### WORK ORDER
Counting task for the data below: how many lines hold the word "this"? Answer with the number only.

(Transcription dataset entries)
* * *

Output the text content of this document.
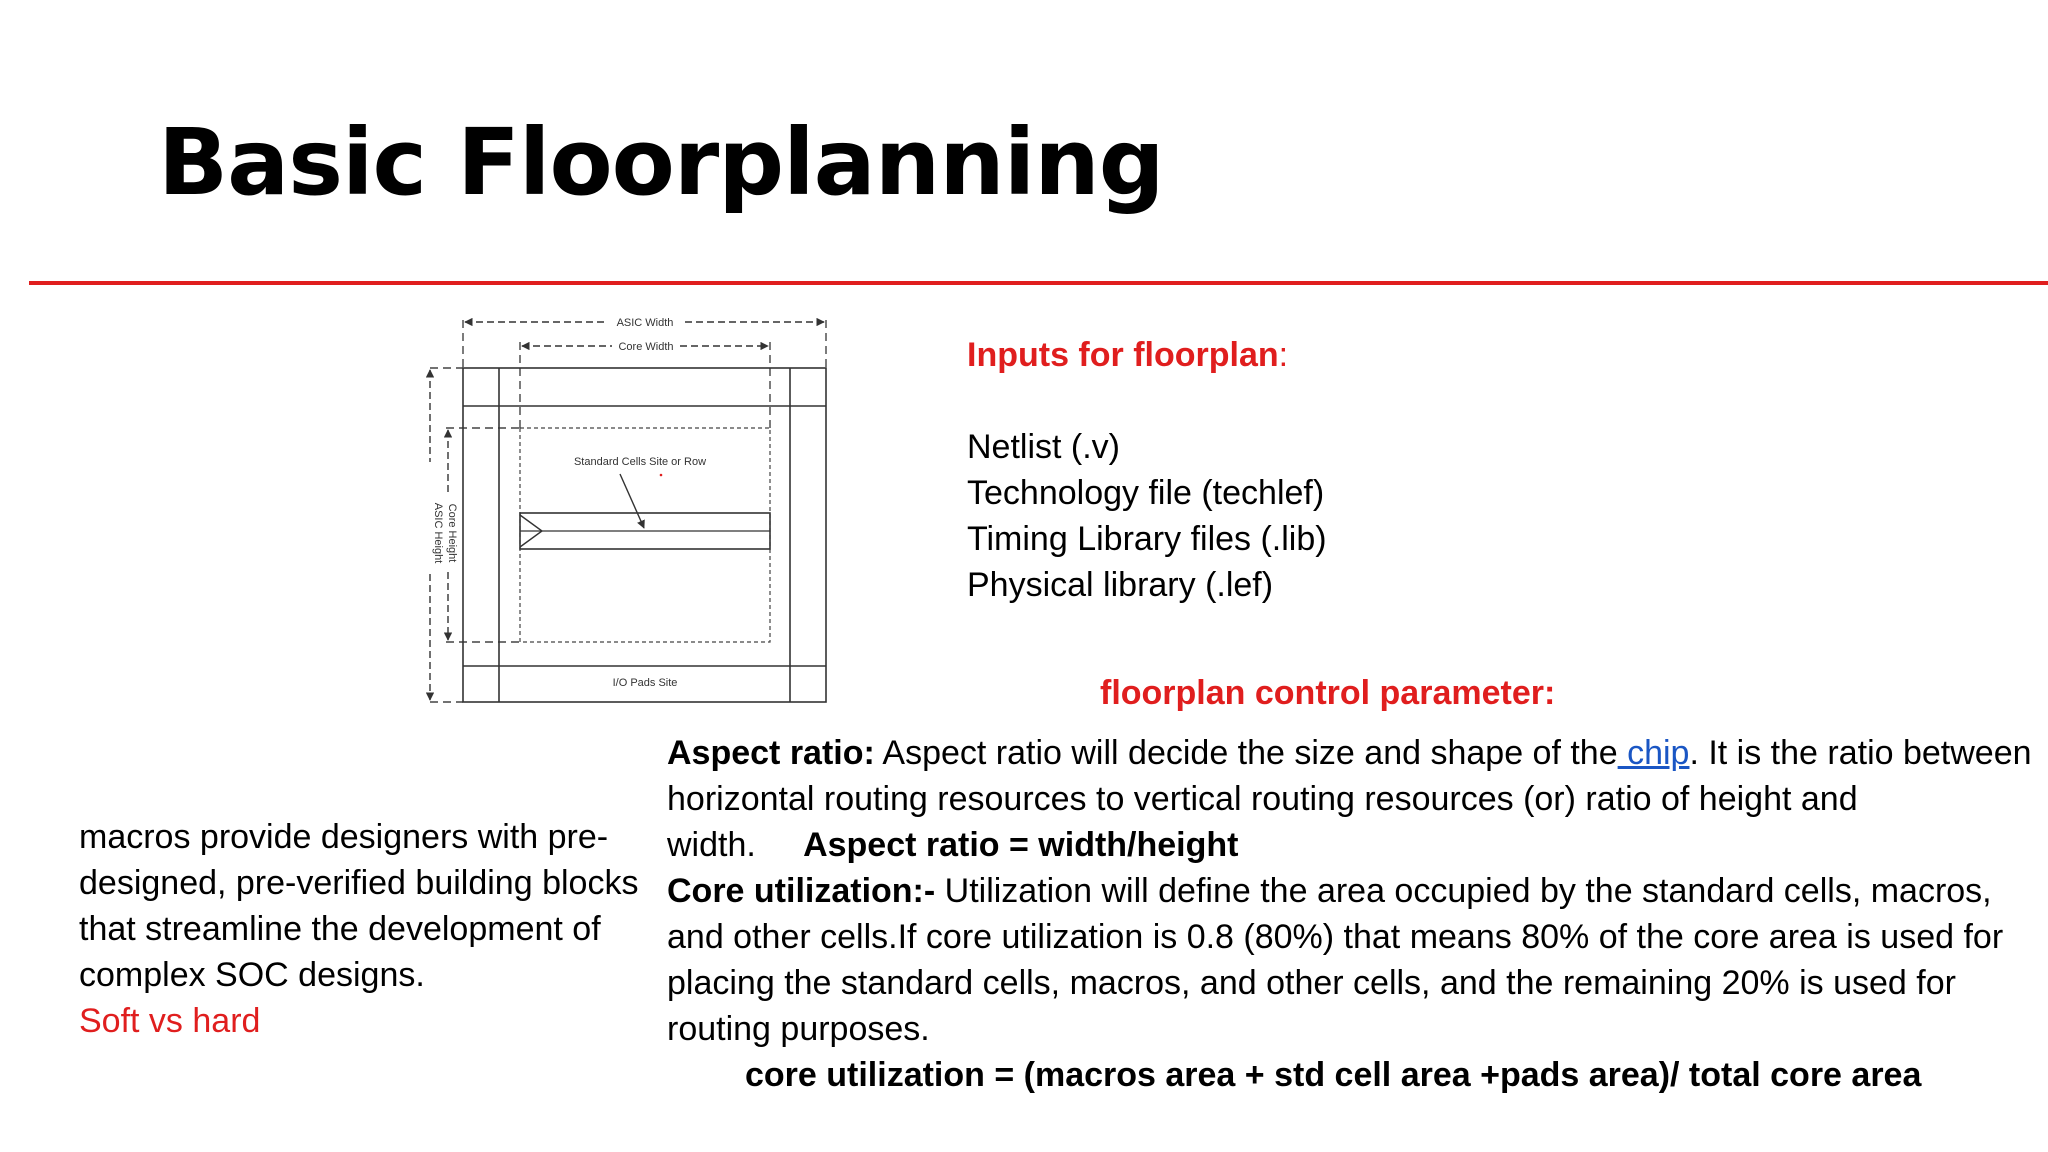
Basic Floorplanning
ASIC Width
Core Width
Core Height
ASIC Height
Standard Cells Site or Row
I/O Pads Site
Inputs for floorplan:
Netlist (.v)
Technology file (techlef)
Timing Library files (.lib)
Physical library (.lef)
floorplan control parameter:

Aspect ratio: Aspect ratio will decide the size and shape of the chip. It is the ratio between horizontal routing resources to vertical routing resources (or) ratio of height and width. Aspect ratio = width/height

Core utilization:- Utilization will define the area occupied by the standard cells, macros, and other cells.If core utilization is 0.8 (80%) that means 80% of the core area is used for placing the standard cells, macros, and other cells, and the remaining 20% is used for routing purposes.

core utilization = (macros area + std cell area +pads area)/ total core area

macros provide designers with pre-designed, pre-verified building blocks that streamline the development of complex SOC designs.

Soft vs hard
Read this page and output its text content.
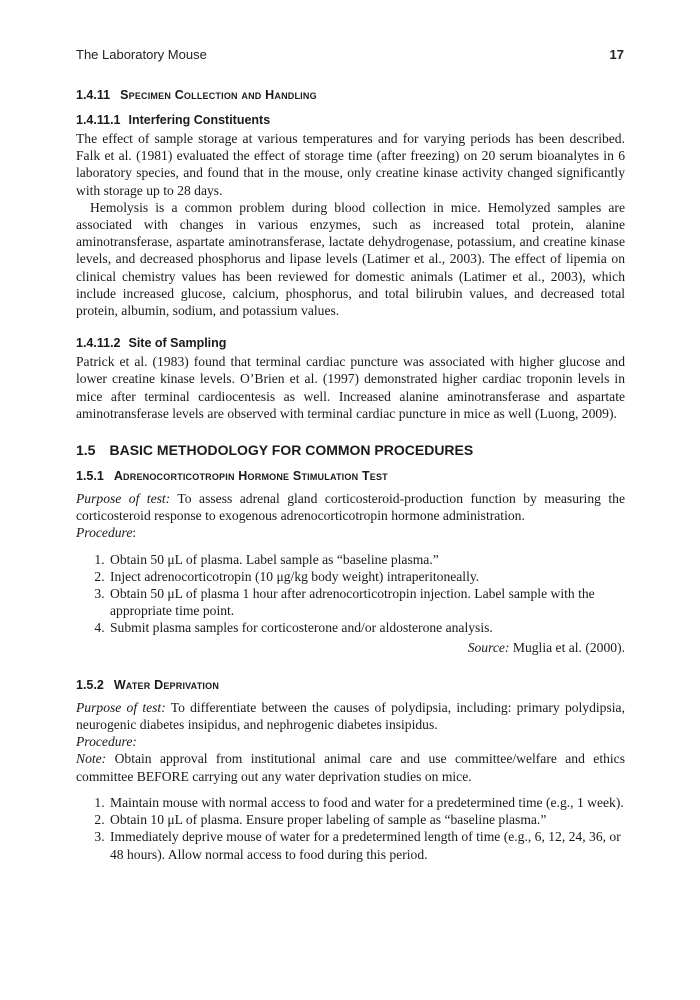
The Laboratory Mouse	17
1.4.11 Specimen Collection and Handling
1.4.11.1 Interfering Constituents

The effect of sample storage at various temperatures and for varying periods has been described. Falk et al. (1981) evaluated the effect of storage time (after freezing) on 20 serum bioanalytes in 6 laboratory species, and found that in the mouse, only creatine kinase activity changed significantly with storage up to 28 days.

Hemolysis is a common problem during blood collection in mice. Hemolyzed samples are associated with changes in various enzymes, such as increased total protein, alanine aminotransferase, aspartate aminotransferase, lactate dehydrogenase, potassium, and creatine kinase levels, and decreased phosphorus and lipase levels (Latimer et al., 2003). The effect of lipemia on clinical chemistry values has been reviewed for domestic animals (Latimer et al., 2003), which include increased glucose, calcium, phosphorus, and total bilirubin values, and decreased total protein, albumin, sodium, and potassium values.

1.4.11.2 Site of Sampling

Patrick et al. (1983) found that terminal cardiac puncture was associated with higher glucose and lower creatine kinase levels. O’Brien et al. (1997) demonstrated higher cardiac troponin levels in mice after terminal cardiocentesis as well. Increased alanine aminotransferase and aspartate aminotransferase levels are observed with terminal cardiac puncture in mice as well (Luong, 2009).

1.5 BASIC METHODOLOGY FOR COMMON PROCEDURES
1.5.1 Adrenocorticotropin Hormone Stimulation Test

Purpose of test: To assess adrenal gland corticosteroid-production function by measuring the corticosteroid response to exogenous adrenocorticotropin hormone administration.

Procedure:

1. Obtain 50 μL of plasma. Label sample as “baseline plasma.”
2. Inject adrenocorticotropin (10 μg/kg body weight) intraperitoneally.
3. Obtain 50 μL of plasma 1 hour after adrenocorticotropin injection. Label sample with the appropriate time point.
4. Submit plasma samples for corticosterone and/or aldosterone analysis.
Source: Muglia et al. (2000).
1.5.2 Water Deprivation

Purpose of test: To differentiate between the causes of polydipsia, including: primary polydipsia, neurogenic diabetes insipidus, and nephrogenic diabetes insipidus.

Procedure:

Note: Obtain approval from institutional animal care and use committee/welfare and ethics committee BEFORE carrying out any water deprivation studies on mice.

1. Maintain mouse with normal access to food and water for a predetermined time (e.g., 1 week).
2. Obtain 10 μL of plasma. Ensure proper labeling of sample as “baseline plasma.”
3. Immediately deprive mouse of water for a predetermined length of time (e.g., 6, 12, 24, 36, or 48 hours). Allow normal access to food during this period.
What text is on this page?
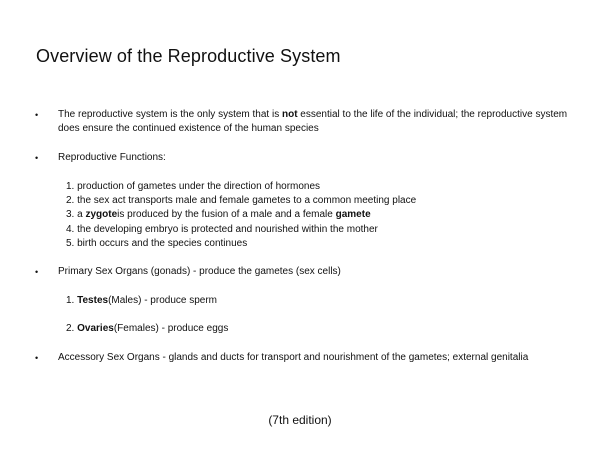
Overview of the Reproductive System
• The reproductive system is the only system that is not essential to the life of the individual; the reproductive system does ensure the continued existence of the human species
• Reproductive Functions:
1. production of gametes under the direction of hormones
2. the sex act transports male and female gametes to a common meeting place
3. a zygoteis produced by the fusion of a male and a female gamete
4. the developing embryo is protected and nourished within the mother
5. birth occurs and the species continues
• Primary Sex Organs (gonads) - produce the gametes (sex cells)
1. Testes(Males) - produce sperm
2. Ovaries(Females) - produce eggs
• Accessory Sex Organs - glands and ducts for transport and nourishment of the gametes; external genitalia
(7th edition)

* * *

### EXPECTED ANSWER
4